Me encanta viajar pero… no tengo un duro

Hoy en día viajar es más barato que nunca. Gracias, entre otras cosas a Internet, el intercambio global es posible. La red ofrece miles de páginas Web donde unas personas pueden contactar con otras que tengan las mismas necesidades. Pero iremos por pasos.

Primero, el viaje. Los vuelos ‘Low Cost’ que cada vez ofrecen un mayor número de compañías permiten recorrerse Europa y los alrededores a unos precios de ganga en muchas ocasiones. Esto requiere ser flexible en fechas y destinos, en muchas ocasiones, y mirar las ofertas con antelación. Hoy en día, casi toda provincia en España cuenta con alguna compañía asentada que ofrece vuelos a bajo coste. Ahora, si el viaje que se quiere realizar es a corta distancia, existe la opción de los coches compartidos. Aquí entra en juego lo que decíamos antes del intercambio gracias a Internet. Solo hace falta marcar en Google ‘coches compartidos’ para ver todas las opciones que existen. Estas páginas Web aún no son tan populares en España como en otros países, pero esta opción de viajar permite un ahorro tanto para los que quieran usar los servicios, ya que siempre son opciones más baratas que el tren o el autobús, y un ahorro en gasolina para el que ofrece su coche. Además, tiene la ventaja de que puede permitirte conocer gente nueva.

Otra opción muy aceptable y para los que son un poco más aventureros, sería el autostop, esa forma de moverse que en España ha quedado en desuso. Simplemente se necesita escribir el destino en un papel, plantarse en una localización adecuada y esperar. Esta forma de moverse no es sólo para hippies y tiene una lógica muy importante: compartir. Si una persona necesita ir a cierto sitio y hay otra que va a ir hacia ese lugar y tiene espacio libre ¿por qué no usar el mismo coche? Simplemente es fijarse que la otra persona parezca de confianza y a viajar.

★ ★ ★ ★ ★

Tarea a realizar: Copia el fragmento del artículo sobre viajar barato que va de "Hoy en día viajar" a "iremos por pasos.", ambos incluidos.

[Datos de comprensión de documentos]
★ ★ ★ ★ ★

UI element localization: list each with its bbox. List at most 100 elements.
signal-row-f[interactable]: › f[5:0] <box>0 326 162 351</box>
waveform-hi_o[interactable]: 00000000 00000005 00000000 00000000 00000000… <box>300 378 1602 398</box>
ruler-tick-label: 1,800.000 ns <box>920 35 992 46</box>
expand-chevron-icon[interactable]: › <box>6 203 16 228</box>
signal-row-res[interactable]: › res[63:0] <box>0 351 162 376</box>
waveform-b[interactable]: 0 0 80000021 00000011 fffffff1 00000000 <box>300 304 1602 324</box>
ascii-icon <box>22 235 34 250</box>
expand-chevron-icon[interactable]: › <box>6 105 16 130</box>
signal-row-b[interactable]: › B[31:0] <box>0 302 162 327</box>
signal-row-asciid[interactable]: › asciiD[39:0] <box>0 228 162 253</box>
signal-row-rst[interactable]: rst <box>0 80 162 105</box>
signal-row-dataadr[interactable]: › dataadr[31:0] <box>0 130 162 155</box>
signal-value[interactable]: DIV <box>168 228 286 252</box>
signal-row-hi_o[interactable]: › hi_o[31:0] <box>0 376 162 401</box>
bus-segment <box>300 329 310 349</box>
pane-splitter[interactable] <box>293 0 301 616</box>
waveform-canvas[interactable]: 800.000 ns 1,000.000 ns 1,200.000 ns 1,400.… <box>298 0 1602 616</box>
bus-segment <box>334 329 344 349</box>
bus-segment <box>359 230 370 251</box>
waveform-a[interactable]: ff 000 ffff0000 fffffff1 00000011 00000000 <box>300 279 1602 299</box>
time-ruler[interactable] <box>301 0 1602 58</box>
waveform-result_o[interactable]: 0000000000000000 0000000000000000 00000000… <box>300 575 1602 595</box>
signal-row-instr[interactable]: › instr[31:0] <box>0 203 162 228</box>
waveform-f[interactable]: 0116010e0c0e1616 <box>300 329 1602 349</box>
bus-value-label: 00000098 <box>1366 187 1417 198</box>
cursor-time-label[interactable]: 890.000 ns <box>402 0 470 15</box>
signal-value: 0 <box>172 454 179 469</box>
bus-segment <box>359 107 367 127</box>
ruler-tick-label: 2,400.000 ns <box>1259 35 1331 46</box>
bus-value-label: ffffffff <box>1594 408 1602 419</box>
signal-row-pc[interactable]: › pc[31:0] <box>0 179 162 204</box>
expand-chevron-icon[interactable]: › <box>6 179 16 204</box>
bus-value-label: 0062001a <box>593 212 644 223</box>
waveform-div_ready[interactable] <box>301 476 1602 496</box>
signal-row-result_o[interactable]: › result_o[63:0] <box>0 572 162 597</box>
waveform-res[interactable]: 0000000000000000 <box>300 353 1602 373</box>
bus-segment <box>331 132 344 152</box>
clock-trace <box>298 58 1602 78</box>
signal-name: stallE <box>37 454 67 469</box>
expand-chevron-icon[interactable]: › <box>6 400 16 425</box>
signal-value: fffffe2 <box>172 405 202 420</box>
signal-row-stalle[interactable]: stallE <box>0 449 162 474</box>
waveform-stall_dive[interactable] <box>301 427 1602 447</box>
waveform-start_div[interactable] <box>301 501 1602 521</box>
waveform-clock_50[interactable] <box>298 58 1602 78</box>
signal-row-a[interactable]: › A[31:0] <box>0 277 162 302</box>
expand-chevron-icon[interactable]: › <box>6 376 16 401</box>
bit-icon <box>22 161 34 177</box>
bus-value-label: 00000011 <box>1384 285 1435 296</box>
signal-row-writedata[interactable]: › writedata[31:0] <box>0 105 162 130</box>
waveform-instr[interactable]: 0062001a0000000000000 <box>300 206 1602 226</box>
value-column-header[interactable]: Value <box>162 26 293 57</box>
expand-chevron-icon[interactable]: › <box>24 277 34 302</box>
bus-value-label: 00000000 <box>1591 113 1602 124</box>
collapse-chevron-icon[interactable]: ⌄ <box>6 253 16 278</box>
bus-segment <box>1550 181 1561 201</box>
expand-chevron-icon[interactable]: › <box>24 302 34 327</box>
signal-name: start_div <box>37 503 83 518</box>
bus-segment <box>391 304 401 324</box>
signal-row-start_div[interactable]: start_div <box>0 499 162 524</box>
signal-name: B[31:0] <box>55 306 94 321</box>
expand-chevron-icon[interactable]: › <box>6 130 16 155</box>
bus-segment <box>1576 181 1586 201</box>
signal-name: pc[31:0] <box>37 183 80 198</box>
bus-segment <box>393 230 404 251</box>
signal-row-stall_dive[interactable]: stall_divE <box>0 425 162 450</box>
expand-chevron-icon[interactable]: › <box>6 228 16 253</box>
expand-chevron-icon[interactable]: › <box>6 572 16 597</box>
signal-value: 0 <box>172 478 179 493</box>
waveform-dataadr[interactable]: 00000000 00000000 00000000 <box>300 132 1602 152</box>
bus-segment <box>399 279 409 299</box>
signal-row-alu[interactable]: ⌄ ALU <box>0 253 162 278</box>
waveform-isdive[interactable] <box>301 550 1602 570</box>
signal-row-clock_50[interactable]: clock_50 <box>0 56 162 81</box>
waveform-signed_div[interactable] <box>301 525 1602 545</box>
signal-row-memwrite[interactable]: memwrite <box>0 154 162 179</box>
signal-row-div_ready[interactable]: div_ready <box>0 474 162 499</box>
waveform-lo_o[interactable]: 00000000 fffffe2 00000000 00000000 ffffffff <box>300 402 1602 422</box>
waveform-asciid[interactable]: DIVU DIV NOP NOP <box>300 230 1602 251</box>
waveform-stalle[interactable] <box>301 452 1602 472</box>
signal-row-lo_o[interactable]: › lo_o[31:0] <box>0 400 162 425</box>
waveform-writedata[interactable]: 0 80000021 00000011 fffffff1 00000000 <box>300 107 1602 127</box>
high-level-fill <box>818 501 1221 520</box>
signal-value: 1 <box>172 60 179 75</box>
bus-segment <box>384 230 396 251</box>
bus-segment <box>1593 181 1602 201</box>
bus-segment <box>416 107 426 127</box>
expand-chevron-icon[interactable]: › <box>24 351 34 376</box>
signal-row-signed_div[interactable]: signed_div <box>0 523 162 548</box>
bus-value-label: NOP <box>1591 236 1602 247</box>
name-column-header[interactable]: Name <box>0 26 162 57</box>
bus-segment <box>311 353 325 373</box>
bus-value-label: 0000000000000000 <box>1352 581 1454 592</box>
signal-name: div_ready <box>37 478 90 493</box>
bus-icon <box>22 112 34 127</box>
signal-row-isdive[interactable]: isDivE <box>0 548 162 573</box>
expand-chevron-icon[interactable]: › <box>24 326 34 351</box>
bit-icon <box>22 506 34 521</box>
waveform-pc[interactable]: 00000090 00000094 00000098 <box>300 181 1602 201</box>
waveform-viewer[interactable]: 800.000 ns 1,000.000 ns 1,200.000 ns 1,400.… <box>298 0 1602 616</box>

★ ★ ★ ★ ★

Respuesta:
Hoy en día viajar es más barato que nunca. Gracias, entre otras cosas a Internet, el intercambio global es posible. La red ofrece miles de páginas Web donde unas personas pueden contactar con otras que tengan las mismas necesidades. Pero iremos por pasos.